--- begin INPUT ROWS ---
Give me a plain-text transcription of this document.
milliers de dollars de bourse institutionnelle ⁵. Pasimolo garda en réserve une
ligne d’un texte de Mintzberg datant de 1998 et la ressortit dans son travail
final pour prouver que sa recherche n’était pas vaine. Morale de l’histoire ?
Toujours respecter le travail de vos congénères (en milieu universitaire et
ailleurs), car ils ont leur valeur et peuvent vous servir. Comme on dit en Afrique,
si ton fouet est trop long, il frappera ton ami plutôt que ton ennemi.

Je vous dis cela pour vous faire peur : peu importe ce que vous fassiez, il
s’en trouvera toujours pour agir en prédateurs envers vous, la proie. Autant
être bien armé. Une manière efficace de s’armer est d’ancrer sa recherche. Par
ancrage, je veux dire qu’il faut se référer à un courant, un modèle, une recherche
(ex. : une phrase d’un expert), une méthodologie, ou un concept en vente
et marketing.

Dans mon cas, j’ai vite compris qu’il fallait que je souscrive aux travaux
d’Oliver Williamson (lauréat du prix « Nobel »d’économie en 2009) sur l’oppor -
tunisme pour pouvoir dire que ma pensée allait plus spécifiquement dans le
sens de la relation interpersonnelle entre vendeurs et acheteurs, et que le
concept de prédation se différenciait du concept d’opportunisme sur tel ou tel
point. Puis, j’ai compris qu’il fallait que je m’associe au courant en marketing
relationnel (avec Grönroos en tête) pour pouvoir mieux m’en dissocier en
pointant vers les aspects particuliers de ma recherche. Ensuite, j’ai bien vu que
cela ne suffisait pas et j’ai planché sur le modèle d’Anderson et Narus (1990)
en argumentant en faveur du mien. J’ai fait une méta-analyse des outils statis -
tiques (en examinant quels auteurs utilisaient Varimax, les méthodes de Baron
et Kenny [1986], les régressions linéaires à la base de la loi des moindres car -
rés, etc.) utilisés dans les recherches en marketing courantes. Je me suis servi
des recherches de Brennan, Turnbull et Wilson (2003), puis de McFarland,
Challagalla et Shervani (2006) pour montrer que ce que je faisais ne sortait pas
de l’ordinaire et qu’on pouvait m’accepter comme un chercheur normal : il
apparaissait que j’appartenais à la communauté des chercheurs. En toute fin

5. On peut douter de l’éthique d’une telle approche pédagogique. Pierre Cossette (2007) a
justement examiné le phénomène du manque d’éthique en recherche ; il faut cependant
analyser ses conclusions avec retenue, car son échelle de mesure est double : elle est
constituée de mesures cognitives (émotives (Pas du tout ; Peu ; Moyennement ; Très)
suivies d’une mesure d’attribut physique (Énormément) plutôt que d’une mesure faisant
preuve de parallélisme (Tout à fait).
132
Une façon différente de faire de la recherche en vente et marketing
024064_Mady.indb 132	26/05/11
--- end INPUT ROWS ---
__WHAT IS REQUIRED__:
Write out every record, exactly as written.

__RIGHT ANSWER__:
Give me a plain-text transcription of this document.
milliers de dollars de bourse institutionnelle ⁵. Pasimolo garda en réserve une
ligne d’un texte de Mintzberg datant de 1998 et la ressortit dans son travail
final pour prouver que sa recherche n’était pas vaine. Morale de l’histoire ?
Toujours respecter le travail de vos congénères (en milieu universitaire et
ailleurs), car ils ont leur valeur et peuvent vous servir. Comme on dit en Afrique,
si ton fouet est trop long, il frappera ton ami plutôt que ton ennemi.

Je vous dis cela pour vous faire peur : peu importe ce que vous fassiez, il
s’en trouvera toujours pour agir en prédateurs envers vous, la proie. Autant
être bien armé. Une manière efficace de s’armer est d’ancrer sa recherche. Par
ancrage, je veux dire qu’il faut se référer à un courant, un modèle, une recherche
(ex. : une phrase d’un expert), une méthodologie, ou un concept en vente
et marketing.

Dans mon cas, j’ai vite compris qu’il fallait que je souscrive aux travaux
d’Oliver Williamson (lauréat du prix « Nobel »d’économie en 2009) sur l’oppor -
tunisme pour pouvoir dire que ma pensée allait plus spécifiquement dans le
sens de la relation interpersonnelle entre vendeurs et acheteurs, et que le
concept de prédation se différenciait du concept d’opportunisme sur tel ou tel
point. Puis, j’ai compris qu’il fallait que je m’associe au courant en marketing
relationnel (avec Grönroos en tête) pour pouvoir mieux m’en dissocier en
pointant vers les aspects particuliers de ma recherche. Ensuite, j’ai bien vu que
cela ne suffisait pas et j’ai planché sur le modèle d’Anderson et Narus (1990)
en argumentant en faveur du mien. J’ai fait une méta-analyse des outils statis -
tiques (en examinant quels auteurs utilisaient Varimax, les méthodes de Baron
et Kenny [1986], les régressions linéaires à la base de la loi des moindres car -
rés, etc.) utilisés dans les recherches en marketing courantes. Je me suis servi
des recherches de Brennan, Turnbull et Wilson (2003), puis de McFarland,
Challagalla et Shervani (2006) pour montrer que ce que je faisais ne sortait pas
de l’ordinaire et qu’on pouvait m’accepter comme un chercheur normal : il
apparaissait que j’appartenais à la communauté des chercheurs. En toute fin

5. On peut douter de l’éthique d’une telle approche pédagogique. Pierre Cossette (2007) a
justement examiné le phénomène du manque d’éthique en recherche ; il faut cependant
analyser ses conclusions avec retenue, car son échelle de mesure est double : elle est
constituée de mesures cognitives (émotives (Pas du tout ; Peu ; Moyennement ; Très)
suivies d’une mesure d’attribut physique (Énormément) plutôt que d’une mesure faisant
preuve de parallélisme (Tout à fait).
132
Une façon différente de faire de la recherche en vente et marketing
024064_Mady.indb 132	26/05/11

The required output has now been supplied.